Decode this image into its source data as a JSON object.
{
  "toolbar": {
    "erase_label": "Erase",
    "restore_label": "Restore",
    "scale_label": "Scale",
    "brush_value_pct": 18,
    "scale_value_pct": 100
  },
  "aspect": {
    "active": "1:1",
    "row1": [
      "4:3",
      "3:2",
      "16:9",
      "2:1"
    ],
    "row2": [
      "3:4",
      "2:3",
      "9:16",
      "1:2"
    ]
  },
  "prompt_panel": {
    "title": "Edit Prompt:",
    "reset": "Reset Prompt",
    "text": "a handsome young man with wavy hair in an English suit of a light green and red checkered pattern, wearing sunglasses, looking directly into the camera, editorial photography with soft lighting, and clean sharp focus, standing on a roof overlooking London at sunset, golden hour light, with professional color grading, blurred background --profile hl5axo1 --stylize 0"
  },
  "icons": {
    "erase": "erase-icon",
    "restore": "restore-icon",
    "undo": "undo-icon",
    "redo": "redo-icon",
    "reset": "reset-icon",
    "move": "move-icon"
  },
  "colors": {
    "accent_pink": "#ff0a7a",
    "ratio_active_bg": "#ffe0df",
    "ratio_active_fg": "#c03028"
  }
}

* **Aim**:
Set down the listing in full, keeping every word exactly as it is.

* **The reply**:
Decode this image into its source data as a JSON object.
{
  "toolbar": {
    "erase_label": "Erase",
    "restore_label": "Restore",
    "scale_label": "Scale",
    "brush_value_pct": 18,
    "scale_value_pct": 100
  },
  "aspect": {
    "active": "1:1",
    "row1": [
      "4:3",
      "3:2",
      "16:9",
      "2:1"
    ],
    "row2": [
      "3:4",
      "2:3",
      "9:16",
      "1:2"
    ]
  },
  "prompt_panel": {
    "title": "Edit Prompt:",
    "reset": "Reset Prompt",
    "text": "a handsome young man with wavy hair in an English suit of a light green and red checkered pattern, wearing sunglasses, looking directly into the camera, editorial photography with soft lighting, and clean sharp focus, standing on a roof overlooking London at sunset, golden hour light, with professional color grading, blurred background --profile hl5axo1 --stylize 0"
  },
  "icons": {
    "erase": "erase-icon",
    "restore": "restore-icon",
    "undo": "undo-icon",
    "redo": "redo-icon",
    "reset": "reset-icon",
    "move": "move-icon"
  },
  "colors": {
    "accent_pink": "#ff0a7a",
    "ratio_active_bg": "#ffe0df",
    "ratio_active_fg": "#c03028"
  }
}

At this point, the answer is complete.